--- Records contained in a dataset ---
--*--

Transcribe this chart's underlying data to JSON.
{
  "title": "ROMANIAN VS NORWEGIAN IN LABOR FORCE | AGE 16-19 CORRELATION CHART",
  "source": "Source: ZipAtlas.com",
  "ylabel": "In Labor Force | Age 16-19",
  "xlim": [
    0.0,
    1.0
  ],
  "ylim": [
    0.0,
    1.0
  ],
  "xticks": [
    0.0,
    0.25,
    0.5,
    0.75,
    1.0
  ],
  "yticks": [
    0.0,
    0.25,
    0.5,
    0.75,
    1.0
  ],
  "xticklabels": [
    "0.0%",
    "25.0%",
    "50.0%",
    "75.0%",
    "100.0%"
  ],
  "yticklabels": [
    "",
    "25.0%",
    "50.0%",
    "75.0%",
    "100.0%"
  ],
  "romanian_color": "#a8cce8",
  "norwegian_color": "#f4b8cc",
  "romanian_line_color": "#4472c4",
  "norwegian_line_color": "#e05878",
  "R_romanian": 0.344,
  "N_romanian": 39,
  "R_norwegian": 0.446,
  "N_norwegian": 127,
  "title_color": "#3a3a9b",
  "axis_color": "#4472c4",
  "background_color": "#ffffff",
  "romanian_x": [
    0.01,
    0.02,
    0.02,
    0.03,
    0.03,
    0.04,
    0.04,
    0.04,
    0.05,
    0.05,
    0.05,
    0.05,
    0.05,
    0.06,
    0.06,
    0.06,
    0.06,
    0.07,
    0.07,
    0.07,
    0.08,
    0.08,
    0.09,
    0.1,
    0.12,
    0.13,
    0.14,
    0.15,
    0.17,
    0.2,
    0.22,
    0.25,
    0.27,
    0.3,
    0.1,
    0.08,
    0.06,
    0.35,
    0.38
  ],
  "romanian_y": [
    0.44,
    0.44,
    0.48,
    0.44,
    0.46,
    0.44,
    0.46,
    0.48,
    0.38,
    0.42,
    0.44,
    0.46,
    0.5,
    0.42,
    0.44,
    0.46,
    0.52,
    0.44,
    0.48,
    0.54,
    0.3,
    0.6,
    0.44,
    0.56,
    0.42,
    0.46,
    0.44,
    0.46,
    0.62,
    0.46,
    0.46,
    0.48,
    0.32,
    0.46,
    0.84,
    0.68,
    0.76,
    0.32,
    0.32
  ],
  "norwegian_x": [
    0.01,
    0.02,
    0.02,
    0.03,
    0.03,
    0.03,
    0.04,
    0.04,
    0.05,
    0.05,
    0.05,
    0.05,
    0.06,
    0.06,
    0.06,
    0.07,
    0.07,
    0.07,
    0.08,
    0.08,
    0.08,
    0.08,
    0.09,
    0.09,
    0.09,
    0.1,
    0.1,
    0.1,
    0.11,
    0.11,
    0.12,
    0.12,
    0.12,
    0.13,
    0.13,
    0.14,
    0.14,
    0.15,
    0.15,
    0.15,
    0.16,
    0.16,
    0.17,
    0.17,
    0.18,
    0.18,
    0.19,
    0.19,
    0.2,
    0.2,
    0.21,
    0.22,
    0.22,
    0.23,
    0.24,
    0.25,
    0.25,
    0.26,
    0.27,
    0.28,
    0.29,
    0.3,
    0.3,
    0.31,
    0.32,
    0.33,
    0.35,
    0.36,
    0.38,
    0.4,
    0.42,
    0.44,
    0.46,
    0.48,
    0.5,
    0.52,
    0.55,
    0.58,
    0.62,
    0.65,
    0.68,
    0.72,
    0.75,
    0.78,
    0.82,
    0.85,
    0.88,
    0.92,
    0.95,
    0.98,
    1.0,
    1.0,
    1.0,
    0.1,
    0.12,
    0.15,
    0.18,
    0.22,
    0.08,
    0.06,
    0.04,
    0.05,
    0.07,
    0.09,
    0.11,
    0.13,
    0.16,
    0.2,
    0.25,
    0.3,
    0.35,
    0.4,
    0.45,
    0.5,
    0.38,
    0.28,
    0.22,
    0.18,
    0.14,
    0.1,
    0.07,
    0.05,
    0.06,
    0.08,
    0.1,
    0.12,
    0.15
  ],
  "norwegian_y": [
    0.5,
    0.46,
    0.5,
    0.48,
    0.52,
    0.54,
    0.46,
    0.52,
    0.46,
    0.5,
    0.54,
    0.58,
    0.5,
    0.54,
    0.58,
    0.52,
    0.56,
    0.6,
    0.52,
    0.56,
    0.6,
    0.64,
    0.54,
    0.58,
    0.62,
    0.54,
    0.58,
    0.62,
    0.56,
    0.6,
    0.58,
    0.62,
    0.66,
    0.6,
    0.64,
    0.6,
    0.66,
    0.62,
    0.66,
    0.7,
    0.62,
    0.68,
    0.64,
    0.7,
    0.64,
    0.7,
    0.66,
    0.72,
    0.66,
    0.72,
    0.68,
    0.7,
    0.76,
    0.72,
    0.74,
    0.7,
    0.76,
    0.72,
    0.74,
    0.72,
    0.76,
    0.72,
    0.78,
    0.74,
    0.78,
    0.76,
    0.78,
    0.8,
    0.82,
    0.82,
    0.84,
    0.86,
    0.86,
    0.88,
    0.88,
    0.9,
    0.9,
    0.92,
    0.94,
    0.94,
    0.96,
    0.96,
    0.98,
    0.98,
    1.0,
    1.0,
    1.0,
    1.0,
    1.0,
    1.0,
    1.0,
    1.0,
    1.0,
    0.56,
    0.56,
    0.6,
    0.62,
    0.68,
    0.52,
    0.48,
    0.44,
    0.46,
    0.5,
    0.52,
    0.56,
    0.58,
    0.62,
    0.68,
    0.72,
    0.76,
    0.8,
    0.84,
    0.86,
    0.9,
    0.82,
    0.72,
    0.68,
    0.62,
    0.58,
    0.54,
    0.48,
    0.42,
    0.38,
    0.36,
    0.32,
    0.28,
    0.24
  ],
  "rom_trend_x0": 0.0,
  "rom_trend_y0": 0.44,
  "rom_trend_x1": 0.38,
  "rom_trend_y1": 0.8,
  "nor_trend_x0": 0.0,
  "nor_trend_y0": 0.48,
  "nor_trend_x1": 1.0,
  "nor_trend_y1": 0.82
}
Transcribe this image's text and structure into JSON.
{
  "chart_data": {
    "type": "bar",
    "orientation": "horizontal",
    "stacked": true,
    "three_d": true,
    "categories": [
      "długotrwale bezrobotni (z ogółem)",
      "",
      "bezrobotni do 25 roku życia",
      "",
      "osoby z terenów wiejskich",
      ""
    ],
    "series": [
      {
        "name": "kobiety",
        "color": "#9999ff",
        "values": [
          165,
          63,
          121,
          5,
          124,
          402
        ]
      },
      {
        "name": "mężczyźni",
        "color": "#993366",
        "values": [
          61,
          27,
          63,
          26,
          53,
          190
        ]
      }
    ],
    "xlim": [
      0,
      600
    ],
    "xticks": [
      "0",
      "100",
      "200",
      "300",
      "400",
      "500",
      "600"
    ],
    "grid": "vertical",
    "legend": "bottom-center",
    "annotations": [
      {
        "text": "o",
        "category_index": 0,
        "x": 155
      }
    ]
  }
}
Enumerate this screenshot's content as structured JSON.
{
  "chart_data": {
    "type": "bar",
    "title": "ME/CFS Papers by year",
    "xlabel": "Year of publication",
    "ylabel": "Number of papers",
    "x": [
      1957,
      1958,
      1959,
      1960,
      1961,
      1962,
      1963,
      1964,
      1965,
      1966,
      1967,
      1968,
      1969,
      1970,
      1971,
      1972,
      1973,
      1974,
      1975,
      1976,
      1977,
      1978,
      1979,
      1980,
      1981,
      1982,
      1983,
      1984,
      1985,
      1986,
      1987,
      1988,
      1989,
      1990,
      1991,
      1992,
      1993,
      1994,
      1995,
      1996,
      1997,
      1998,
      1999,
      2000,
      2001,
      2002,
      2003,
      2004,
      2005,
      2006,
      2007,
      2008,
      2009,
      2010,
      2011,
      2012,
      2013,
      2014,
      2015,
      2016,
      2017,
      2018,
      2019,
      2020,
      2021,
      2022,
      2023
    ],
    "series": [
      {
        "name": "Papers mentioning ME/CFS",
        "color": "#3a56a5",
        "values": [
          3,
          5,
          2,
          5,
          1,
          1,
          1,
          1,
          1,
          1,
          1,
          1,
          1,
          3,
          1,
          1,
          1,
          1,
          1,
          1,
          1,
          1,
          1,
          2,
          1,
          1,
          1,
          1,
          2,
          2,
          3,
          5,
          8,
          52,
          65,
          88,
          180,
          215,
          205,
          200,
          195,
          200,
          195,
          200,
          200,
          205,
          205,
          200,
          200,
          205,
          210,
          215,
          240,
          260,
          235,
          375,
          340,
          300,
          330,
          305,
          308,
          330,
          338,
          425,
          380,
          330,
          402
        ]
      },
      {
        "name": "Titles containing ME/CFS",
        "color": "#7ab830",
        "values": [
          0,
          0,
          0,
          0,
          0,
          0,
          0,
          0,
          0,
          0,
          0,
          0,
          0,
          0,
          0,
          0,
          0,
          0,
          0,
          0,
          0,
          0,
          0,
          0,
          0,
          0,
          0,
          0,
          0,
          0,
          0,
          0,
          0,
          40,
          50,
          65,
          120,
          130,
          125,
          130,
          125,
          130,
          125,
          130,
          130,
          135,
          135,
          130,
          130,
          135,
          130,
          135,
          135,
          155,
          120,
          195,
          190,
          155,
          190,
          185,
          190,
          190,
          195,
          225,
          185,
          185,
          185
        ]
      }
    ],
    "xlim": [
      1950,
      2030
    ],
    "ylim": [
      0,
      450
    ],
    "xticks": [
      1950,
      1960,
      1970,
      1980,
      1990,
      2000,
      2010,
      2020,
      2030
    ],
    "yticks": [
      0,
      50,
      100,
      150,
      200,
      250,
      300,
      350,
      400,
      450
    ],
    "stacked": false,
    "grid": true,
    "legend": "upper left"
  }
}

--*--

--- Exercise goal ---
Figure out how many lines of the data above include "legend", then give the number and nothing more.

--- Result of the exercise ---
2